======== Input material
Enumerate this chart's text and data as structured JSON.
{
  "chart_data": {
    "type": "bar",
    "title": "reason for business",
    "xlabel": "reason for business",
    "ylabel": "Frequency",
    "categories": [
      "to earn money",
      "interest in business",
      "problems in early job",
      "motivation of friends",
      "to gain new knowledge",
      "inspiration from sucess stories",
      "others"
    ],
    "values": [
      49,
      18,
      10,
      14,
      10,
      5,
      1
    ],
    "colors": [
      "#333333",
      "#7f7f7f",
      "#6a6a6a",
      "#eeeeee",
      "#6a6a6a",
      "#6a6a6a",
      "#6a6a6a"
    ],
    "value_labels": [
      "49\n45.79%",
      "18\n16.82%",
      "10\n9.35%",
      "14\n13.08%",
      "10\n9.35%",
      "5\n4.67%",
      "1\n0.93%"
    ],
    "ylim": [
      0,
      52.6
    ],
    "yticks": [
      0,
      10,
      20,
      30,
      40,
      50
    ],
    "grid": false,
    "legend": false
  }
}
================
- [Directive]: Print out every record again, exactly and in full.

- [In response]:
Enumerate this chart's text and data as structured JSON.
{
  "chart_data": {
    "type": "bar",
    "title": "reason for business",
    "xlabel": "reason for business",
    "ylabel": "Frequency",
    "categories": [
      "to earn money",
      "interest in business",
      "problems in early job",
      "motivation of friends",
      "to gain new knowledge",
      "inspiration from sucess stories",
      "others"
    ],
    "values": [
      49,
      18,
      10,
      14,
      10,
      5,
      1
    ],
    "colors": [
      "#333333",
      "#7f7f7f",
      "#6a6a6a",
      "#eeeeee",
      "#6a6a6a",
      "#6a6a6a",
      "#6a6a6a"
    ],
    "value_labels": [
      "49\n45.79%",
      "18\n16.82%",
      "10\n9.35%",
      "14\n13.08%",
      "10\n9.35%",
      "5\n4.67%",
      "1\n0.93%"
    ],
    "ylim": [
      0,
      52.6
    ],
    "yticks": [
      0,
      10,
      20,
      30,
      40,
      50
    ],
    "grid": false,
    "legend": false
  }
}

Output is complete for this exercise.